■ AUSGANGSTEXT ■
****************************************
Am Ende von Nat Hunters Vortrag twit­terte Jörg Gudehus: »Sehr viel besser kann ein Vortrag nicht sein. Nat Hunter ist auf den Punkt, zum Thema, gut vorbe­reitet, Super Folien (Keynote).« Nach 23 Jahren inter­es­santer Arbeit schloss Hunter in diesem Jahr das von ihr mitbe­grün­dete Design Büro Airside. Das hatte verschie­dene Gründe: Interessen und Ziele der Partner haben sich verän­dert, aber viel­leicht auch die Gesamtheit der Gestaltungsszene. Ihr Credo: »Have Power to change the world.«

Auf der TYPO Stage dísku­tierten der FF-DIN-Entwerfer Albert Jan Pool und die Verleger Lupi Asensio und Martin Lorenz (Twopoints​.net, Barcelona) über das Buch »I love DIN«. Niemand weiß besser über diese Schrift bescheid als Pool, der jahre­lang ihre Wurzeln in Archiven und Museen erforscht hat.
****************************************
■ SCHRIFTLICHE AUFGABE A ■
Bearbeiten Sie in den Datensätzen den Abschnitt von der Zeile mit „row-header-country[interactable]: ▪ Country“ bis zur Zeile mit „table-row: Canada $5.933.534,59“: Ersetzen Sie „State-Province“ durch „Region“, und lassen Sie alles andere unverändert. Geben Sie ausschließlich diese Zeilen wieder.
Die folgenden Datensätze stehen in keinerlei Zusammenhang mit dem Ausgangstext.

Unbearbeitete Datensätze
****************************************
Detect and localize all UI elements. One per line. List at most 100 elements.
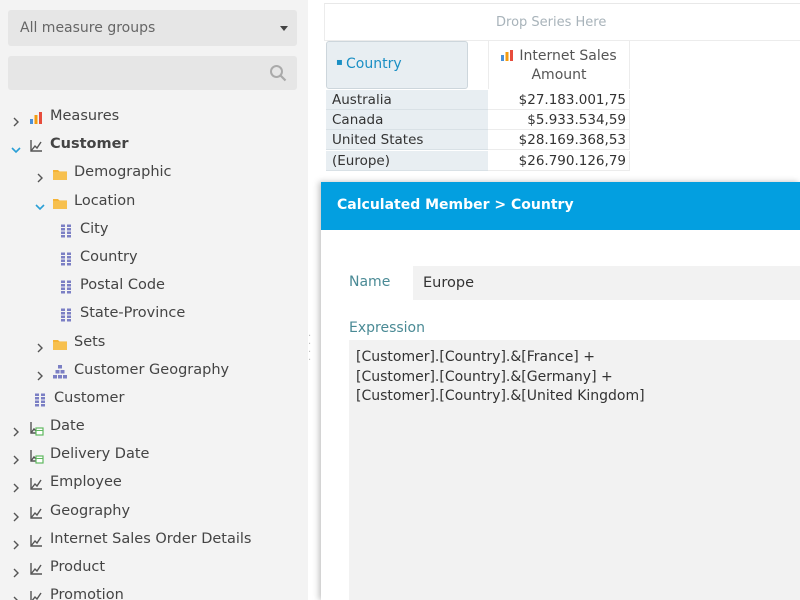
row-header-country[interactable]: ▪ Country <box>326 41 468 89</box>
dimension-icon <box>28 474 44 491</box>
tree-item-label: State-Province <box>80 305 186 322</box>
chevron-right-icon[interactable] <box>34 336 46 352</box>
table-row: Canada $5.933.534,59 <box>326 110 630 130</box>
tree-item[interactable]: Sets <box>0 328 308 356</box>
folder-icon <box>52 164 68 181</box>
tree-item-label: Postal Code <box>80 277 165 294</box>
tree-item[interactable]: Customer <box>0 130 308 158</box>
tree-item[interactable]: Product <box>0 553 308 581</box>
tree-item[interactable]: Employee <box>0 468 308 496</box>
tree-item-label: Product <box>50 559 106 575</box>
chevron-right-icon[interactable] <box>10 533 22 550</box>
expression-line: [Customer].[Country].&[France] + <box>356 349 595 365</box>
column-header-label-line2: Amount <box>531 67 587 83</box>
tree-item[interactable]: Location <box>0 187 308 215</box>
attribute-icon <box>58 277 74 294</box>
caret-down-icon <box>280 26 288 31</box>
tree-item-label: City <box>80 220 109 237</box>
time-dimension-icon <box>28 418 44 436</box>
tree-item-label: Demographic <box>74 164 172 181</box>
measure-group-select-value: All measure groups <box>20 20 156 36</box>
field-search-box[interactable] <box>8 56 297 90</box>
tree-item-label: Promotion <box>50 587 124 600</box>
tree-item-label: Customer Geography <box>74 361 230 378</box>
field-list-panel: All measure groups Measures Customer Demog… <box>0 0 308 600</box>
tree-item-label: Internet Sales Order Details <box>50 530 252 547</box>
name-label: Name <box>349 274 391 290</box>
chevron-down-icon[interactable] <box>10 138 22 154</box>
expression-line: [Customer].[Country].&[United Kingdom] <box>356 388 645 404</box>
chevron-right-icon[interactable] <box>10 505 22 522</box>
column-header-label-line1: Internet Sales <box>519 48 617 64</box>
row-value-cell: $28.169.368,53 <box>488 130 630 150</box>
row-country-cell[interactable]: (Europe) <box>326 151 488 171</box>
chevron-down-icon[interactable] <box>34 195 46 210</box>
tree-item-label: Geography <box>50 502 131 519</box>
tree-item[interactable]: Postal Code <box>0 271 308 299</box>
field-tree: Measures Customer Demographic Location City C… <box>0 102 308 600</box>
tree-item-label: Location <box>74 192 136 209</box>
tree-item[interactable]: Delivery Date <box>0 440 308 468</box>
row-value-cell: $27.183.001,75 <box>488 90 630 110</box>
chevron-right-icon[interactable] <box>10 589 22 600</box>
panel-resize-handle[interactable]: · · · · <box>308 332 312 373</box>
hierarchy-icon <box>52 362 68 379</box>
tree-item[interactable]: Promotion <box>0 581 308 600</box>
expression-editor[interactable]: [Customer].[Country].&[France] + [Custom… <box>349 340 800 600</box>
tree-item-label: Customer <box>54 389 125 406</box>
tree-item-label: Delivery Date <box>50 446 150 463</box>
row-value-cell: $5.933.534,59 <box>488 110 630 130</box>
tree-item-label: Employee <box>50 474 122 491</box>
tree-item[interactable]: City <box>0 215 308 243</box>
expression-label: Expression <box>349 320 425 336</box>
drop-series-zone[interactable]: Drop Series Here <box>324 3 800 41</box>
table-row: (Europe) $26.790.126,79 <box>326 151 630 171</box>
tree-item[interactable]: Country <box>0 243 308 271</box>
chevron-right-icon[interactable] <box>10 448 22 465</box>
time-dimension-icon <box>28 446 44 464</box>
attribute-icon <box>58 305 74 322</box>
attribute-icon <box>32 390 48 407</box>
table-row: Australia $27.183.001,75 <box>326 90 630 110</box>
tree-item[interactable]: Internet Sales Order Details <box>0 525 308 553</box>
tree-item[interactable]: Customer Geography <box>0 356 308 384</box>
folder-icon <box>52 193 68 209</box>
measure-group-select[interactable]: All measure groups <box>8 10 297 46</box>
dimension-icon <box>28 503 44 519</box>
tree-item[interactable]: Measures <box>0 102 308 130</box>
tree-item[interactable]: Geography <box>0 497 308 525</box>
row-country-cell[interactable]: United States <box>326 130 488 150</box>
bar-chart-icon <box>501 50 514 61</box>
dimension-icon <box>28 587 44 600</box>
expression-line: [Customer].[Country].&[Germany] + <box>356 368 613 385</box>
tree-item[interactable]: State-Province <box>0 299 308 327</box>
field-search-input[interactable] <box>8 56 272 90</box>
chevron-right-icon[interactable] <box>34 364 46 381</box>
tree-item[interactable]: Date <box>0 412 308 440</box>
row-value-cell: $26.790.126,79 <box>488 151 630 171</box>
tree-item-label: Sets <box>74 333 106 350</box>
name-field[interactable] <box>413 266 800 300</box>
tree-item-label: Measures <box>50 108 120 124</box>
dimension-icon <box>28 559 44 575</box>
tree-item[interactable]: Customer <box>0 384 308 412</box>
search-icon[interactable] <box>269 64 287 82</box>
column-header-internet-sales-amount[interactable]: Internet Sales Amount <box>488 41 630 89</box>
chevron-right-icon[interactable] <box>10 476 22 493</box>
attribute-icon <box>58 221 74 238</box>
chevron-right-icon[interactable] <box>34 166 46 183</box>
folder-icon <box>52 334 68 350</box>
chevron-right-icon[interactable] <box>10 420 22 437</box>
dimension-icon <box>28 136 44 152</box>
chevron-right-icon[interactable] <box>10 110 22 127</box>
row-country-cell[interactable]: Canada <box>326 110 488 130</box>
dialog-header: Calculated Member > Country <box>321 182 800 230</box>
tree-item[interactable]: Demographic <box>0 158 308 186</box>
drop-series-label: Drop Series Here <box>496 15 607 30</box>
attribute-icon <box>58 249 74 266</box>
tree-item-label: Date <box>50 418 85 435</box>
row-country-cell[interactable]: Australia <box>326 90 488 110</box>
tree-item-label: Country <box>80 248 138 265</box>
tree-item-label: Customer <box>50 136 129 153</box>
chevron-right-icon[interactable] <box>10 561 22 578</box>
****************************************
■ SCHRIFTLICHE AUFGABE B ■
Schreiben Sie aus dem Ausgangstext die Passage von „Auf der TYPO“ bis „Museen erforscht hat.“ wortgetreu ab.

■ MUSTERLÖSUNG A ■
row-header-country[interactable]: ▪ Country <box>326 41 468 89</box>
dimension-icon <box>28 474 44 491</box>
tree-item-label: Region <box>80 305 186 322</box>
chevron-right-icon[interactable] <box>34 336 46 352</box>
table-row: Canada $5.933.534,59 <box>326 110 630 130</box>

■ MUSTERLÖSUNG B ■
Auf der TYPO Stage dísku­tierten der FF-DIN-Entwerfer Albert Jan Pool und die Verleger Lupi Asensio und Martin Lorenz (Twopoints​.net, Barcelona) über das Buch »I love DIN«. Niemand weiß besser über diese Schrift bescheid als Pool, der jahre­lang ihre Wurzeln in Archiven und Museen erforscht hat.